• What is expected
From the entries below, gather each line containing the word "JSON".

Dataset listings of figures:

================

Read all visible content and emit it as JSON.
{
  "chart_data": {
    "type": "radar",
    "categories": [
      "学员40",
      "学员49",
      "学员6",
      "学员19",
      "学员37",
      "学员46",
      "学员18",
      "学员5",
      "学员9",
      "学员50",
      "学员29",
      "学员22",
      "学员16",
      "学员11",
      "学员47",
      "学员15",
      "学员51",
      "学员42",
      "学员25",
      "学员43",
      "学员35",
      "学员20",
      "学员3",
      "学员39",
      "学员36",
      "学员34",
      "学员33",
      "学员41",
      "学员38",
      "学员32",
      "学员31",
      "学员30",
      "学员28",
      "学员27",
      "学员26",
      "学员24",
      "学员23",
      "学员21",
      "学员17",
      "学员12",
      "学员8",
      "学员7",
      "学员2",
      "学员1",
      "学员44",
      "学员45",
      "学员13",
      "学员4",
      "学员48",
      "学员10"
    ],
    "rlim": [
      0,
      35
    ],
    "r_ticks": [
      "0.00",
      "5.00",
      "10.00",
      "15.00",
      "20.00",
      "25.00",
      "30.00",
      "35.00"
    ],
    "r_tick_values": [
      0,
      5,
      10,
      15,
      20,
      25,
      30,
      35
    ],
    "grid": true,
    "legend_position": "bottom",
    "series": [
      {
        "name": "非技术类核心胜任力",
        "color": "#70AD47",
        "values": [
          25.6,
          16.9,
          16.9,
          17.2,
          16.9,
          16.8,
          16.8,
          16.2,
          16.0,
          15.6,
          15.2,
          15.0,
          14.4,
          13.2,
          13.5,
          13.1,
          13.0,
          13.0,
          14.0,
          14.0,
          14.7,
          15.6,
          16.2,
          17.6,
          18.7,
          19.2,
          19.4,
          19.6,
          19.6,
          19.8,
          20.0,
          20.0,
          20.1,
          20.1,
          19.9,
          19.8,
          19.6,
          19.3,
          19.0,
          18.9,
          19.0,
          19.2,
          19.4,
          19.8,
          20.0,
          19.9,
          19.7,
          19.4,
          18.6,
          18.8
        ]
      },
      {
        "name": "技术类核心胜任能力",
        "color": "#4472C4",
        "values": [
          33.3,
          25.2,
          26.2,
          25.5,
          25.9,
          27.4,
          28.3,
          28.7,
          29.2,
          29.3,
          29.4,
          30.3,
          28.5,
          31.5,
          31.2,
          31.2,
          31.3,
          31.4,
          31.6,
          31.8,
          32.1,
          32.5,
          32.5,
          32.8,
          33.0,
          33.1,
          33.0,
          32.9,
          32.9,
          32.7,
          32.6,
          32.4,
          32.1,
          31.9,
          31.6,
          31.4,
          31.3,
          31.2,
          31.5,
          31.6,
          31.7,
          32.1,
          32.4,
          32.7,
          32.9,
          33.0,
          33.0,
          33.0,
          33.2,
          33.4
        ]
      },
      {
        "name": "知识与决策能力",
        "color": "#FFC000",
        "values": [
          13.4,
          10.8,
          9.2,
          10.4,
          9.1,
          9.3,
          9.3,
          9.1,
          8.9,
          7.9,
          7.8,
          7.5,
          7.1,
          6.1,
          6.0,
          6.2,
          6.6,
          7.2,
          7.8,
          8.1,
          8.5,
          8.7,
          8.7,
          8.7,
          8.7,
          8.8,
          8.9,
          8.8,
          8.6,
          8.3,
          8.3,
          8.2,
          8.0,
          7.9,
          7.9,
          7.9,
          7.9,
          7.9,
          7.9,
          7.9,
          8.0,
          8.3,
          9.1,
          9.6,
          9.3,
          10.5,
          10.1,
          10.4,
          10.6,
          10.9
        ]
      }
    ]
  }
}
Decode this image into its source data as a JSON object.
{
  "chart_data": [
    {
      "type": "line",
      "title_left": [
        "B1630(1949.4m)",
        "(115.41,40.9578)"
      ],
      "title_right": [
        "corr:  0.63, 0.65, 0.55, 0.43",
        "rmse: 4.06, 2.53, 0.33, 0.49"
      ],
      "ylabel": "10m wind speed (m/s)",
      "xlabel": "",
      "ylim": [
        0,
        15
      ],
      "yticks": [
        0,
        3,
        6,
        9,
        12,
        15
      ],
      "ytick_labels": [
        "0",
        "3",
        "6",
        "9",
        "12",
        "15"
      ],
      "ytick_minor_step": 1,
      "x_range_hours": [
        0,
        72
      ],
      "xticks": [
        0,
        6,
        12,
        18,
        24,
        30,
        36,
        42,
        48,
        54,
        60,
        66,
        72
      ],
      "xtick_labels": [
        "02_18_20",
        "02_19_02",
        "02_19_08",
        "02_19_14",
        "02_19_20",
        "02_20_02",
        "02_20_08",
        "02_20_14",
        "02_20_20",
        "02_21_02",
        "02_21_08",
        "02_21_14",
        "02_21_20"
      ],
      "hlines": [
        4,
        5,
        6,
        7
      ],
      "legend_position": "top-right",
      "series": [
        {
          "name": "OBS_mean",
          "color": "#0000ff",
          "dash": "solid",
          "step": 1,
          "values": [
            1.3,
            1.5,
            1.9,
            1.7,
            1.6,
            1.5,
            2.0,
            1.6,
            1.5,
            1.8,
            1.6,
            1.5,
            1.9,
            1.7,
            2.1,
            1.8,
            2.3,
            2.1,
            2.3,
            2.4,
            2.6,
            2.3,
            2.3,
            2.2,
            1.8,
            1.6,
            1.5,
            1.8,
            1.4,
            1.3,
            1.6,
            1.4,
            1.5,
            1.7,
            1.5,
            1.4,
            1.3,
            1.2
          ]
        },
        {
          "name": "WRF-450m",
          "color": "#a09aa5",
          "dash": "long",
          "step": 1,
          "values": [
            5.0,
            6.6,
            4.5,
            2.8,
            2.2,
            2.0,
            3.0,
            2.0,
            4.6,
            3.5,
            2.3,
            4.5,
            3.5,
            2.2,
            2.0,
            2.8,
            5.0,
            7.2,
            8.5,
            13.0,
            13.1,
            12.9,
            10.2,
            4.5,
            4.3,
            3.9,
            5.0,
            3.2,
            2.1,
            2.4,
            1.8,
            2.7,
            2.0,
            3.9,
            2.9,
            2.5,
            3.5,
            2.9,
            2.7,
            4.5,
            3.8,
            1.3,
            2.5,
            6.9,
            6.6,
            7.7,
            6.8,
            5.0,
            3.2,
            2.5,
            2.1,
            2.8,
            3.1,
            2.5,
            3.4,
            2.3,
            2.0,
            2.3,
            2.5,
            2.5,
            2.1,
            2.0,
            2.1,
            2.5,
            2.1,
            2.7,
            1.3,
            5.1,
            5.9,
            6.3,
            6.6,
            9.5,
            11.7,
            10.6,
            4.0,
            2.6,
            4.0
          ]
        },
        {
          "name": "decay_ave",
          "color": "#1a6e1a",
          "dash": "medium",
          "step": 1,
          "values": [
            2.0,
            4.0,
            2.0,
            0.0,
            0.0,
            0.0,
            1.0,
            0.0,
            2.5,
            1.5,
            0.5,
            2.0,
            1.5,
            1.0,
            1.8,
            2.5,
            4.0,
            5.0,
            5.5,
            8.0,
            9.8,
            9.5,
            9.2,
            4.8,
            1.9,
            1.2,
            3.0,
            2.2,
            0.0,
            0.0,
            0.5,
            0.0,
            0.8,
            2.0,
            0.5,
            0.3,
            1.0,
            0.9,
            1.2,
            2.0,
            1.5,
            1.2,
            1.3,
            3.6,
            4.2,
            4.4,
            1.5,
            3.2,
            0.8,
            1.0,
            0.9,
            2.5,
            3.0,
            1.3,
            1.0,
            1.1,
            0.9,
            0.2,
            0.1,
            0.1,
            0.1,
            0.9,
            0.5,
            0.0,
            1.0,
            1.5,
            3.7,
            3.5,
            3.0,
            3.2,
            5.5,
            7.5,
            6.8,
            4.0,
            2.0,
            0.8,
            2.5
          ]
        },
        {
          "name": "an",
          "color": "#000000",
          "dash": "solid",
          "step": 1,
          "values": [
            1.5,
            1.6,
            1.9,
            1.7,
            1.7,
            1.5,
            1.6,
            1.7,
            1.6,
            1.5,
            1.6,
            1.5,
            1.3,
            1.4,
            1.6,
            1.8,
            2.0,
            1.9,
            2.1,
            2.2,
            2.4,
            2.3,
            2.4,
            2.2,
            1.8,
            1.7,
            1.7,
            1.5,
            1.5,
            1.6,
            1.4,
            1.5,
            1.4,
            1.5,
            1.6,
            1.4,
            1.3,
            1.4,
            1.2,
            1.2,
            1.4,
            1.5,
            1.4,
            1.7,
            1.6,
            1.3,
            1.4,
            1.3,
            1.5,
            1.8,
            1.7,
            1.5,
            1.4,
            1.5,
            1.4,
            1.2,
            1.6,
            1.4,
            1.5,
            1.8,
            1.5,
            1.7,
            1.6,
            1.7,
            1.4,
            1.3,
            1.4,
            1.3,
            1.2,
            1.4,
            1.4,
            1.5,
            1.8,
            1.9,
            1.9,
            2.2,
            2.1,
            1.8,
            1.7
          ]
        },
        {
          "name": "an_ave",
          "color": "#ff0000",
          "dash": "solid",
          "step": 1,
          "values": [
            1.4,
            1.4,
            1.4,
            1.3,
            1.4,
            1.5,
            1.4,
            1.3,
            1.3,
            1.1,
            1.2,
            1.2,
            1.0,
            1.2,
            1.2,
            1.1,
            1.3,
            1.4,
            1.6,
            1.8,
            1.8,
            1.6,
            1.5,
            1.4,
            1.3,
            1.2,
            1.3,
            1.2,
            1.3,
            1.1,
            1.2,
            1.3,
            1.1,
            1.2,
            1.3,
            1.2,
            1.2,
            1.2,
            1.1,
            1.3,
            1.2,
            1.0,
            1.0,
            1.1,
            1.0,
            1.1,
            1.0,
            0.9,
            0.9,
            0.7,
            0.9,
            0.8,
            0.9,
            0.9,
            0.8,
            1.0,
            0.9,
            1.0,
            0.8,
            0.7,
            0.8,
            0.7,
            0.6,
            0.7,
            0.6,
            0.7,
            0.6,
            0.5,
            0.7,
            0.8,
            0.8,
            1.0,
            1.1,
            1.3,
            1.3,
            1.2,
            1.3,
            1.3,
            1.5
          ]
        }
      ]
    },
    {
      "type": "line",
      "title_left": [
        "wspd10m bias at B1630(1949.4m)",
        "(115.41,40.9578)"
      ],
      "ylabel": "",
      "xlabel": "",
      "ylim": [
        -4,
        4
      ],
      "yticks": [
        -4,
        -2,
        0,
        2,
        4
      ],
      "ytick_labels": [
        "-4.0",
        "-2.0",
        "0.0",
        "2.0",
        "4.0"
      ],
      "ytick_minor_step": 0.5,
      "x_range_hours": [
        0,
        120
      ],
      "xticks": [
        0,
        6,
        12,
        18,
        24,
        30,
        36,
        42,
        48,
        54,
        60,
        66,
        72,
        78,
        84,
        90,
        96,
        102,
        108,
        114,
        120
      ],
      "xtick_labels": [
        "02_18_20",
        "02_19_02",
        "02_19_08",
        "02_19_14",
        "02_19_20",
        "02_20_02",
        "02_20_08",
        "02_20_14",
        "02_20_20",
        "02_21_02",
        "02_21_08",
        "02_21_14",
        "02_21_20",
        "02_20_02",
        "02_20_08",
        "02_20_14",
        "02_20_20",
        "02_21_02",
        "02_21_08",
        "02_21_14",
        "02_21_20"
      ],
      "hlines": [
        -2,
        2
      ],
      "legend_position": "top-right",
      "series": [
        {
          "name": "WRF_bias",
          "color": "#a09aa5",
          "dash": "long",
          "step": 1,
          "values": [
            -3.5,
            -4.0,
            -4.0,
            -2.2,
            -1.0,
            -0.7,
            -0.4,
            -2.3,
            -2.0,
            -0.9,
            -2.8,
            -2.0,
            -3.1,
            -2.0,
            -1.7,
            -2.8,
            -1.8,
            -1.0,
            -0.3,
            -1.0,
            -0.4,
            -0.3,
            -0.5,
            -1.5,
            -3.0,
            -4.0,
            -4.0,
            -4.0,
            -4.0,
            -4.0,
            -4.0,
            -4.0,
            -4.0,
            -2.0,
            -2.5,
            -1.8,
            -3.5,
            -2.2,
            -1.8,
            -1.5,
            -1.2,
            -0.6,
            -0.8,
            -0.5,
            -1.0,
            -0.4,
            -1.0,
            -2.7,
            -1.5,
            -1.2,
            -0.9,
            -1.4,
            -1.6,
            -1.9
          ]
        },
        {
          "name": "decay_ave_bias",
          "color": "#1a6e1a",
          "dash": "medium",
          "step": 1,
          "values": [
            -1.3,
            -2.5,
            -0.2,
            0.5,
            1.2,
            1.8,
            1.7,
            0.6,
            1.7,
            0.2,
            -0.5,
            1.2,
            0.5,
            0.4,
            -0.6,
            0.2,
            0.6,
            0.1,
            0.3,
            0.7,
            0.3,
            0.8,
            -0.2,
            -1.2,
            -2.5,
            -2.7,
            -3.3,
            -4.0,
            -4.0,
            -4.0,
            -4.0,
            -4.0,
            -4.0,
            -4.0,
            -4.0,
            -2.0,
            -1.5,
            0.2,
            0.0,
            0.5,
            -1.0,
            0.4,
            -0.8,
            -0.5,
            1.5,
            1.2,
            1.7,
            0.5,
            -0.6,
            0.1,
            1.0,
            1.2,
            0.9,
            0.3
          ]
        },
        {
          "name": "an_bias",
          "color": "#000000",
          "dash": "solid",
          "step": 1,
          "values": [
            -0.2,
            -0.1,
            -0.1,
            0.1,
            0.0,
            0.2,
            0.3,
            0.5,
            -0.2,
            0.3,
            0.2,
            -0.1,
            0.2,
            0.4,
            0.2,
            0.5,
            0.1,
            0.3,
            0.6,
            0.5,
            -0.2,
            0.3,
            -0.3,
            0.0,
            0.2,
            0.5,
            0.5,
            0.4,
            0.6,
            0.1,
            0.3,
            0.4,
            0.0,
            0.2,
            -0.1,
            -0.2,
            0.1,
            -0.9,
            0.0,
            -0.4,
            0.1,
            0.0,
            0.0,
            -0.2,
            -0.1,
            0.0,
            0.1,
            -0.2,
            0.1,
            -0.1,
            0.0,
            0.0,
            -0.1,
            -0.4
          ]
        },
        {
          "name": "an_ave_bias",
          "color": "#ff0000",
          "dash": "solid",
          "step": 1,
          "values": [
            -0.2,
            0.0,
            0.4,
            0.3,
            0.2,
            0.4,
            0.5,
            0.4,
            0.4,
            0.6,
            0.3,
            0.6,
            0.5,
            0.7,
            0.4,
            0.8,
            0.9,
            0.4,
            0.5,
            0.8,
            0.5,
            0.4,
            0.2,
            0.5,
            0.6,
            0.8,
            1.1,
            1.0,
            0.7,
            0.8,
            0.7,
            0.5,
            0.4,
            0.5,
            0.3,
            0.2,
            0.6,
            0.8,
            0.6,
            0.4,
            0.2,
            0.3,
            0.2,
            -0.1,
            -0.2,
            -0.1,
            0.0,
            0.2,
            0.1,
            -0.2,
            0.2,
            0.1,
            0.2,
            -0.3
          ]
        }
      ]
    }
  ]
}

================

• Finished task
Read all visible content and emit it as JSON.
Decode this image into its source data as a JSON object.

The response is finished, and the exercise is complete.